TASK DIRECTIONS: Can you write out the passage of the cloud data lake security text below between "2.2.1.3 Google Group" and "G Suite account.", inclusive, word for word?

-------- SELECTION --------

Security design for Cloud data lakes
1 Introduction
This blog explains overall security architecture on GCP briefly and puts together the data lake security design and implementation steps.
2 Layers of Security
● Infrastructure and cloud platform security
● Identity access management
● Key management service
● Cloud security scanner
● Security keys
2.1 Infrastructure and cloud platform security
Google or any other cloud provider has security built through layers, from data center security all the way to application and information management.
The lowest layer is the hardware infrastructure security, which includes physical security, hardware security, and machine boot stack security. Google designs and fully owns and manages its data centers, and access to these data centers is highly restricted.
2.2 Identity and access management (IAM)
IAM allows us to define users and roles and help control user access to GCP resources. GCP offers Cloud IAM, which allows us to grant granular access to users for specific GCP resources based on the least privilege security principle.
Cloud IAM is made up of members to whom access is granted. The following diagram shows the different kinds of member types and also roles, which are collections of permissions. When a member is authenticated and makes a request, Cloud IAM uses roles to assess whether that member is allowed to perform an operation on a resource:
The above diagram is courtesy to GCP.
2.2.1 Types of member accounts
2.2.1.1 Google Account
Any person who interacts with GCP by a Google account. This person can be a developer, an administrator, or an end user with access to GCP.
2.2.1.2 Service Account
A service account is an account that is associated with an application. Code that runs on your GCP account runs under a service account. Multiple service accounts can be created and associated with different parts of your application. Service accounts help create granular access and permissions.
2.2.1.3 Google Group
A Google group is a collection of Google accounts and service accounts. Google groups makes it easier to apply an access policy to a collection of users. Groups also make it easy to add and remove members.
2.2.1.4 G Suite Domain
Google offers organizations a G Suite Account, which offers email, calendar, docs, drive, and other enterprise services. A G Suite domain represents a virtual group of all Google accounts created in an organization's G Suite account.
2.2.1.5 Cloud Identity Domain
The primary difference between a Cloud Identity Domain and a G Suite domain is that all users in the Cloud Identity Domain do not have access to G Suite applications and features.
2.2.2 Elements of IAM
The primary elements of IAM are as follows:
● Identities and groups
● Resources
● Permissions
● Roles
● Policies
2.2.2.1 Identities and groups
Identities and groups are entities that are used to grant access permissions to users.

-------- RECORD SET --------

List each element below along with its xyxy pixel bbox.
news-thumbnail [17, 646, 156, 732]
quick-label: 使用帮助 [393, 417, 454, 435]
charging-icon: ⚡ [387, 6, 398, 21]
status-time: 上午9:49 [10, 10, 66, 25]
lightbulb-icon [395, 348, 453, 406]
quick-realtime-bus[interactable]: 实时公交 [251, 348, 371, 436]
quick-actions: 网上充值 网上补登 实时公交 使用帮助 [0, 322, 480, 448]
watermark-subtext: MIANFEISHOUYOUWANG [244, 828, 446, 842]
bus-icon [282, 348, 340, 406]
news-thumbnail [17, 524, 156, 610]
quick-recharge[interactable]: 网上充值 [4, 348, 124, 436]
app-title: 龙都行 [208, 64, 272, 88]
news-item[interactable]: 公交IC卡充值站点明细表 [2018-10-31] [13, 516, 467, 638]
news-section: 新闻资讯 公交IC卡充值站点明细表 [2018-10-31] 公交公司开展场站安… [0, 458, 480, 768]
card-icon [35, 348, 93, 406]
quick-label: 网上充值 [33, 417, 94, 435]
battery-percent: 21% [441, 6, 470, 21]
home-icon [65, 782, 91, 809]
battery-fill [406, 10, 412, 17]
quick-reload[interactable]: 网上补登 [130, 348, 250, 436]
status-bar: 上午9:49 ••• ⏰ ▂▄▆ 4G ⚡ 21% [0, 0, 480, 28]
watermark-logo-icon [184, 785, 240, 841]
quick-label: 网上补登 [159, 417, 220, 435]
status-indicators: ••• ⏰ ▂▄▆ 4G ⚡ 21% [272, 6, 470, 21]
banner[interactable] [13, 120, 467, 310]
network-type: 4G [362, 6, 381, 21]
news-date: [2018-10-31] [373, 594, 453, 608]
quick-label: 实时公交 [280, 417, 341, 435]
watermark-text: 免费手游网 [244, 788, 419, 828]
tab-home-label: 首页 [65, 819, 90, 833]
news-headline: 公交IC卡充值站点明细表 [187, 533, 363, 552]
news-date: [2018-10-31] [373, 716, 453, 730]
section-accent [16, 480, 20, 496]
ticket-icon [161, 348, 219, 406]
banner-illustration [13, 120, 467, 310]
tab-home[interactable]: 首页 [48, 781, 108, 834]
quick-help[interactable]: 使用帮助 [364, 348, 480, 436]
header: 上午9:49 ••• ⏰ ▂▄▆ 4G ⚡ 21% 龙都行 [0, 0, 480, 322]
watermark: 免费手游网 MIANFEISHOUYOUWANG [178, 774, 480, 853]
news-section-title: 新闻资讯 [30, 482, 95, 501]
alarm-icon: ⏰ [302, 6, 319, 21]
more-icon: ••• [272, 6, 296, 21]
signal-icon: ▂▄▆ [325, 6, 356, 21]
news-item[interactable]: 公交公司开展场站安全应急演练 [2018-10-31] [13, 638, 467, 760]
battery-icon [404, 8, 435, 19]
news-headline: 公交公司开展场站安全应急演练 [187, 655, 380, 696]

--------
-------- RECORD SET --------

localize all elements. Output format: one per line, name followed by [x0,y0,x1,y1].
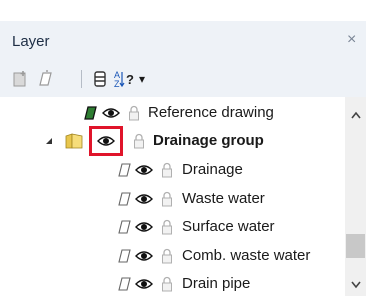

--------

FINISHED TASK:
2.2.1.3 Google Group
A Google group is a collection of Google accounts and service accounts. Google groups makes it easier to apply an access policy to a collection of users. Groups also make it easy to add and remove members.
2.2.1.4 G Suite Domain
Google offers organizations a G Suite Account, which offers email, calendar, docs, drive, and other enterprise services. A G Suite domain represents a virtual group of all Google accounts created in an organization's G Suite account.